PROMPT: Skip the images and copy each record exactly as written.

PROVIDED MATERIAL:
* start *

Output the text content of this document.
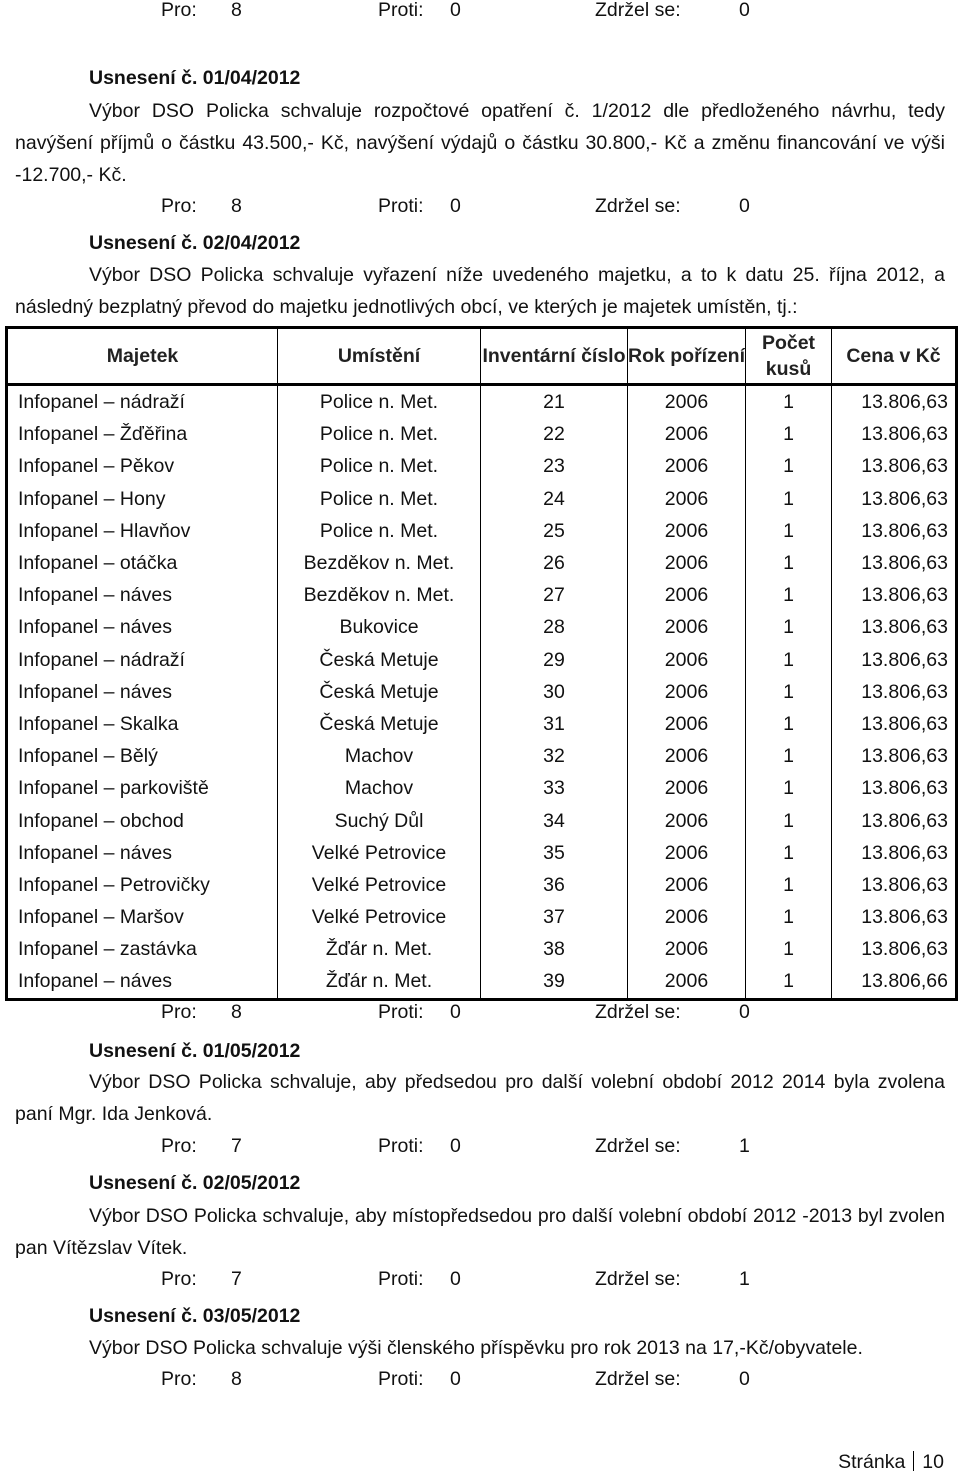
Pro: 8	Proti: 0	Zdržel se:	0
Usnesení č. 01/04/2012
Výbor DSO Policka schvaluje rozpočtové opatření č. 1/2012 dle předloženého návrhu, tedy navýšení příjmů o částku 43.500,- Kč, navýšení výdajů o částku 30.800,- Kč a změnu financování ve výši -12.700,- Kč.
Pro: 8	Proti: 0	Zdržel se:	0
Usnesení č. 02/04/2012
Výbor DSO Policka schvaluje vyřazení níže uvedeného majetku, a to k datu 25. října 2012, a následný bezplatný převod do majetku jednotlivých obcí, ve kterých je majetek umístěn, tj.:
Majetek	Umístění	Inventární číslo	Rok pořízení	Počet kusů	Cena v Kč
Infopanel – nádraží	Police n. Met.	21	2006	1	13.806,63
Infopanel – Žďěřina	Police n. Met.	22	2006	1	13.806,63
Infopanel – Pěkov	Police n. Met.	23	2006	1	13.806,63
Infopanel – Hony	Police n. Met.	24	2006	1	13.806,63
Infopanel – Hlavňov	Police n. Met.	25	2006	1	13.806,63
Infopanel – otáčka	Bezděkov n. Met.	26	2006	1	13.806,63
Infopanel – náves	Bezděkov n. Met.	27	2006	1	13.806,63
Infopanel – náves	Bukovice	28	2006	1	13.806,63
Infopanel – nádraží	Česká Metuje	29	2006	1	13.806,63
Infopanel – náves	Česká Metuje	30	2006	1	13.806,63
Infopanel – Skalka	Česká Metuje	31	2006	1	13.806,63
Infopanel – Bělý	Machov	32	2006	1	13.806,63
Infopanel – parkoviště	Machov	33	2006	1	13.806,63
Infopanel – obchod	Suchý Důl	34	2006	1	13.806,63
Infopanel – náves	Velké Petrovice	35	2006	1	13.806,63
Infopanel – Petrovičky	Velké Petrovice	36	2006	1	13.806,63
Infopanel – Maršov	Velké Petrovice	37	2006	1	13.806,63
Infopanel – zastávka	Žďár n. Met.	38	2006	1	13.806,63
Infopanel – náves	Žďár n. Met.	39	2006	1	13.806,66
Pro: 8	Proti: 0	Zdržel se:	0
Usnesení č. 01/05/2012
Výbor DSO Policka schvaluje, aby předsedou pro další volební období 2012 2014 byla zvolena paní Mgr. Ida Jenková.
Pro: 7	Proti: 0	Zdržel se:	1
Usnesení č. 02/05/2012
Výbor DSO Policka schvaluje, aby místopředsedou pro další volební období 2012 -2013 byl zvolen pan Vítězslav Vítek.
Pro: 7	Proti: 0	Zdržel se:	1
Usnesení č. 03/05/2012
Výbor DSO Policka schvaluje výši členského příspěvku pro rok 2013 na 17,-Kč/obyvatele.
Pro: 8	Proti: 0	Zdržel se:	0
Stránka 10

* end *

ANSWER FOR THE TASK:
Output the text content of this document.
Pro: 8	Proti: 0	Zdržel se:	0
Usnesení č. 01/04/2012
Výbor DSO Policka schvaluje rozpočtové opatření č. 1/2012 dle předloženého návrhu, tedy navýšení příjmů o částku 43.500,- Kč, navýšení výdajů o částku 30.800,- Kč a změnu financování ve výši -12.700,- Kč.
Pro: 8	Proti: 0	Zdržel se:	0
Usnesení č. 02/04/2012
Výbor DSO Policka schvaluje vyřazení níže uvedeného majetku, a to k datu 25. října 2012, a následný bezplatný převod do majetku jednotlivých obcí, ve kterých je majetek umístěn, tj.:
Majetek	Umístění	Inventární číslo	Rok pořízení	Počet kusů	Cena v Kč
Infopanel – nádraží	Police n. Met.	21	2006	1	13.806,63
Infopanel – Žďěřina	Police n. Met.	22	2006	1	13.806,63
Infopanel – Pěkov	Police n. Met.	23	2006	1	13.806,63
Infopanel – Hony	Police n. Met.	24	2006	1	13.806,63
Infopanel – Hlavňov	Police n. Met.	25	2006	1	13.806,63
Infopanel – otáčka	Bezděkov n. Met.	26	2006	1	13.806,63
Infopanel – náves	Bezděkov n. Met.	27	2006	1	13.806,63
Infopanel – náves	Bukovice	28	2006	1	13.806,63
Infopanel – nádraží	Česká Metuje	29	2006	1	13.806,63
Infopanel – náves	Česká Metuje	30	2006	1	13.806,63
Infopanel – Skalka	Česká Metuje	31	2006	1	13.806,63
Infopanel – Bělý	Machov	32	2006	1	13.806,63
Infopanel – parkoviště	Machov	33	2006	1	13.806,63
Infopanel – obchod	Suchý Důl	34	2006	1	13.806,63
Infopanel – náves	Velké Petrovice	35	2006	1	13.806,63
Infopanel – Petrovičky	Velké Petrovice	36	2006	1	13.806,63
Infopanel – Maršov	Velké Petrovice	37	2006	1	13.806,63
Infopanel – zastávka	Žďár n. Met.	38	2006	1	13.806,63
Infopanel – náves	Žďár n. Met.	39	2006	1	13.806,66
Pro: 8	Proti: 0	Zdržel se:	0
Usnesení č. 01/05/2012
Výbor DSO Policka schvaluje, aby předsedou pro další volební období 2012 2014 byla zvolena paní Mgr. Ida Jenková.
Pro: 7	Proti: 0	Zdržel se:	1
Usnesení č. 02/05/2012
Výbor DSO Policka schvaluje, aby místopředsedou pro další volební období 2012 -2013 byl zvolen pan Vítězslav Vítek.
Pro: 7	Proti: 0	Zdržel se:	1
Usnesení č. 03/05/2012
Výbor DSO Policka schvaluje výši členského příspěvku pro rok 2013 na 17,-Kč/obyvatele.
Pro: 8	Proti: 0	Zdržel se:	0
Stránka 10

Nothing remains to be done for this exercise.